▶ Work to be completed
Review the material and extract every line in which the word "Loading" occurs.

◆ ◆ ◆ ◆ ◆ ◆ ◆

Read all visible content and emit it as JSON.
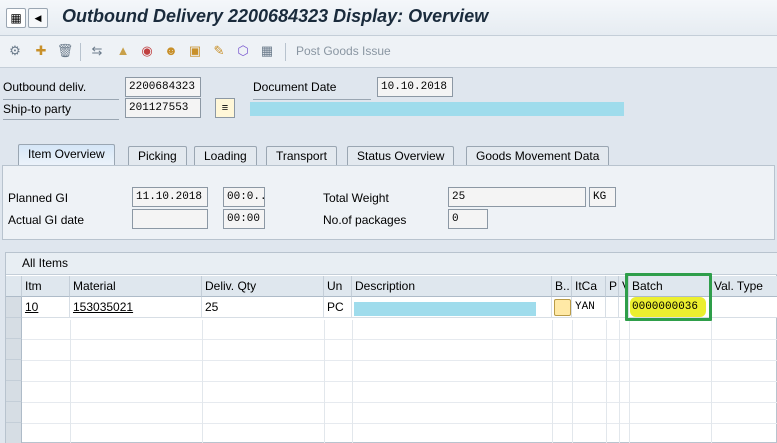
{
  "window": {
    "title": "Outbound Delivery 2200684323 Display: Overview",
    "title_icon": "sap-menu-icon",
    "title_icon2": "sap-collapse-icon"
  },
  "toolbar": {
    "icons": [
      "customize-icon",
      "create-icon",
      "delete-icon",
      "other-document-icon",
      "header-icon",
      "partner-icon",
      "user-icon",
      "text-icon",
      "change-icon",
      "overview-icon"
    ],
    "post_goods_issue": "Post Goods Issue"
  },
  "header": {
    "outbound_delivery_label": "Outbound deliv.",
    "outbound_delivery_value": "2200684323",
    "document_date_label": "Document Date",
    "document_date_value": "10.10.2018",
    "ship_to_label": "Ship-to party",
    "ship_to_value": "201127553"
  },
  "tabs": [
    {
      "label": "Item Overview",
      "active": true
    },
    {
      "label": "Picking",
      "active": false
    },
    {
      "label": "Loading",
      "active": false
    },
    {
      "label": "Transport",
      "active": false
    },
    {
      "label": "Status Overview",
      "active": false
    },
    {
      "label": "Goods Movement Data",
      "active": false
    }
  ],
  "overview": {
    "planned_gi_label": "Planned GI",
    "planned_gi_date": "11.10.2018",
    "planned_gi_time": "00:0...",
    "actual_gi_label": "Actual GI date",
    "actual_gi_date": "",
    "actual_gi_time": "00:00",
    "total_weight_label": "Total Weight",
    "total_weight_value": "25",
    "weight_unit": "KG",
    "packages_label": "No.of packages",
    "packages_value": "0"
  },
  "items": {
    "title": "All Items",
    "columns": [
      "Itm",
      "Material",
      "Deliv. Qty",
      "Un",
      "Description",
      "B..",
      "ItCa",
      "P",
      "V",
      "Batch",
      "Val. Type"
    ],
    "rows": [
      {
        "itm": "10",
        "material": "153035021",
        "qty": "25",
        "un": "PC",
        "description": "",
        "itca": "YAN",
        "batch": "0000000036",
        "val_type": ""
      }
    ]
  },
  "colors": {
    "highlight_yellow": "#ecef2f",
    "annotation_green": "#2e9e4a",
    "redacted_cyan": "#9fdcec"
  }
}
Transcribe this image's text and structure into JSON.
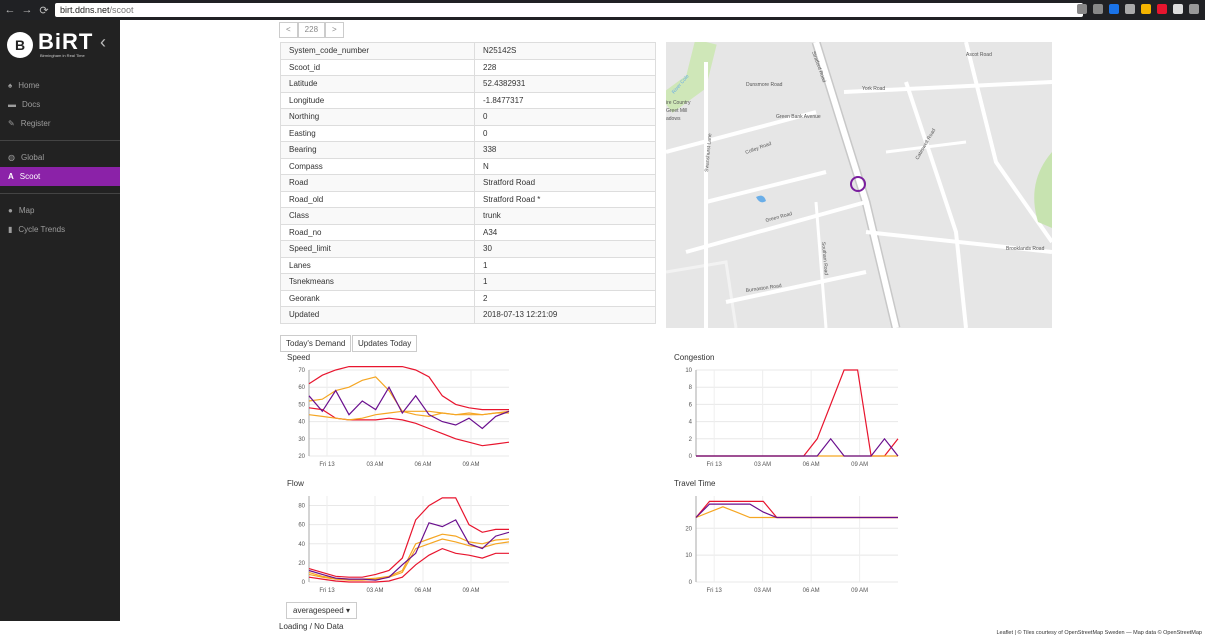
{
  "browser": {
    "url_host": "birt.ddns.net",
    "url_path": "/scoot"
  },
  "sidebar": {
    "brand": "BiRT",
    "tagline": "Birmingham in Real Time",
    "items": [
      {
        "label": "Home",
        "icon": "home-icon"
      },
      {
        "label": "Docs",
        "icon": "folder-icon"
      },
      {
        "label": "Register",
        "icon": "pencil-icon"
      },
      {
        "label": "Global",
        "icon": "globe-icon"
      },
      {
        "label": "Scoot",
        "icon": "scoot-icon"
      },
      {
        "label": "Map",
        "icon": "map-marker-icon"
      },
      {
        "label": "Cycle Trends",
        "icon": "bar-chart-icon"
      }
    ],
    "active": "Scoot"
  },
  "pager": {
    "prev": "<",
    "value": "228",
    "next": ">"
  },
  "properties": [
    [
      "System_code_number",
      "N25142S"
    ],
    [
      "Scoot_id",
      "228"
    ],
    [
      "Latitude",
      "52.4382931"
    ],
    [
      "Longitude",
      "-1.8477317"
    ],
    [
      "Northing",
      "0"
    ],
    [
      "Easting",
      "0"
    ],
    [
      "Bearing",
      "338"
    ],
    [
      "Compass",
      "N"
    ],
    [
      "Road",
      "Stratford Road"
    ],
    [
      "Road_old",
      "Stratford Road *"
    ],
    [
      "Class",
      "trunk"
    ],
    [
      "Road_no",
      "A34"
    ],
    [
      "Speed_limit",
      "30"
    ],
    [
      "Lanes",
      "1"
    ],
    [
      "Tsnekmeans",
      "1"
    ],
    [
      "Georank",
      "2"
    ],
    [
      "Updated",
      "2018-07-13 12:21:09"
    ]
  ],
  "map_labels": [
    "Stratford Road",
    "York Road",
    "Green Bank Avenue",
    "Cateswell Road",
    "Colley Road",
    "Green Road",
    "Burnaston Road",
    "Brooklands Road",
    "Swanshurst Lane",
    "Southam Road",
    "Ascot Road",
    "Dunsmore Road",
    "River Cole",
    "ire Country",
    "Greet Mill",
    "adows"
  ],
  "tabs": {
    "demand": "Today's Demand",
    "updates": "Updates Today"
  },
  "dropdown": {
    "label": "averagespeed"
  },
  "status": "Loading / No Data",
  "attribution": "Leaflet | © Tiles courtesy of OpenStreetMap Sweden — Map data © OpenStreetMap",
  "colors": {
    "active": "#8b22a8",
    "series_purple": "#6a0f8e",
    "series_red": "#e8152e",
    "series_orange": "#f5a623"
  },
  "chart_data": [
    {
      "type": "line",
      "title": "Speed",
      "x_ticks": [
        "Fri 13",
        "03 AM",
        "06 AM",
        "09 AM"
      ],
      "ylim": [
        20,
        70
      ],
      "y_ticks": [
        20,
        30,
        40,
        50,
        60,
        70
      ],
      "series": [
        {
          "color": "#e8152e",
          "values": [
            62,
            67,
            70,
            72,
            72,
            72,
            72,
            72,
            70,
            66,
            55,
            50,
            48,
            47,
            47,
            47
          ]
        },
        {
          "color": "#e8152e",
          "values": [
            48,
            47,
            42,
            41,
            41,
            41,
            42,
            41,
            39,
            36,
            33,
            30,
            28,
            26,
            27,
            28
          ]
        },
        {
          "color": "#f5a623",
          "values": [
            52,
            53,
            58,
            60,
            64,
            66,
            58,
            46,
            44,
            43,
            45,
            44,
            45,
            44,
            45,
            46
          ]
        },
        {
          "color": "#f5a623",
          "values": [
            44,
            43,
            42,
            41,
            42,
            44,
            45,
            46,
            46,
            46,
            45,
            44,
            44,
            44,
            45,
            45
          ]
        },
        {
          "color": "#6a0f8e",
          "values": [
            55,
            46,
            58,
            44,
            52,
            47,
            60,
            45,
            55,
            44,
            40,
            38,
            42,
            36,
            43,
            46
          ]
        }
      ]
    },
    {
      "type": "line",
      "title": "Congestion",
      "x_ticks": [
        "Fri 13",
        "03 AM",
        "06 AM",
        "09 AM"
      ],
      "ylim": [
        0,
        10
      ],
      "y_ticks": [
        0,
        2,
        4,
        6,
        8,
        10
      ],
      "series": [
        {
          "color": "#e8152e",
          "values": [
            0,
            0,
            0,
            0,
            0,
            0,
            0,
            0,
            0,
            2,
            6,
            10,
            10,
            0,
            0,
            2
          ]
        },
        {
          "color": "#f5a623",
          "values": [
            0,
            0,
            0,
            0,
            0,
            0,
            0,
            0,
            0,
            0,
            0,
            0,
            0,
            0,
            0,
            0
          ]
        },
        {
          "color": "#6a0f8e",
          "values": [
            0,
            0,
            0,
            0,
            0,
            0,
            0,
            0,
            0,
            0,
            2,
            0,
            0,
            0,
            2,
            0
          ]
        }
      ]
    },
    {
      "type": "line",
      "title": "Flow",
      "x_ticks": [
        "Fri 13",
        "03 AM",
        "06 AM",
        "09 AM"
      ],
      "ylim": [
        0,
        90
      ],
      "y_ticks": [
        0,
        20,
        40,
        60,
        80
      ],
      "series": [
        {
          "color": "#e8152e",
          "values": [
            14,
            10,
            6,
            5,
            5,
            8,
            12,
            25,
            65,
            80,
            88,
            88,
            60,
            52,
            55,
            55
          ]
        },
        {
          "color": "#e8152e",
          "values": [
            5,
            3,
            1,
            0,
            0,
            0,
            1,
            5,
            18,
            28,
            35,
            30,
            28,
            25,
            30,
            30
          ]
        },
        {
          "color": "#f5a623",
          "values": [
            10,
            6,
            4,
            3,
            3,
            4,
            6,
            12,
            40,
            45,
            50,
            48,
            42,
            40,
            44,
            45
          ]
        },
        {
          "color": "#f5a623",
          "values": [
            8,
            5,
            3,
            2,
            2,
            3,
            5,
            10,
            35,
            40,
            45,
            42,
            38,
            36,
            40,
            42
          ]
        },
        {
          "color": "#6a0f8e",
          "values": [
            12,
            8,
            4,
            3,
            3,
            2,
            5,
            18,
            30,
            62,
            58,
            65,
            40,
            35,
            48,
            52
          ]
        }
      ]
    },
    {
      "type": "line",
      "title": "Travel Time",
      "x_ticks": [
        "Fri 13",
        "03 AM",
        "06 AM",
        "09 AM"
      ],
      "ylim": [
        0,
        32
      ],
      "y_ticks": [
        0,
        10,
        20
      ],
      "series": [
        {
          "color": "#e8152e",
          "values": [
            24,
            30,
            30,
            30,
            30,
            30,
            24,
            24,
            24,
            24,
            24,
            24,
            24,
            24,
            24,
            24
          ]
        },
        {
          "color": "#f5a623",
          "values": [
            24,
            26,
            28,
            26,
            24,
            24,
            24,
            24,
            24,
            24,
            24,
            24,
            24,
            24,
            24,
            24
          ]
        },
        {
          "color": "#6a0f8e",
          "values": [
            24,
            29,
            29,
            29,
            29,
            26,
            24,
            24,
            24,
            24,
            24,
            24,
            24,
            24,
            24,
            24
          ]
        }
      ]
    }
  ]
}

◆ ◆ ◆ ◆ ◆ ◆ ◆

▶ Correct result
      "label": "Loading",
  "status": "Loading / No Data",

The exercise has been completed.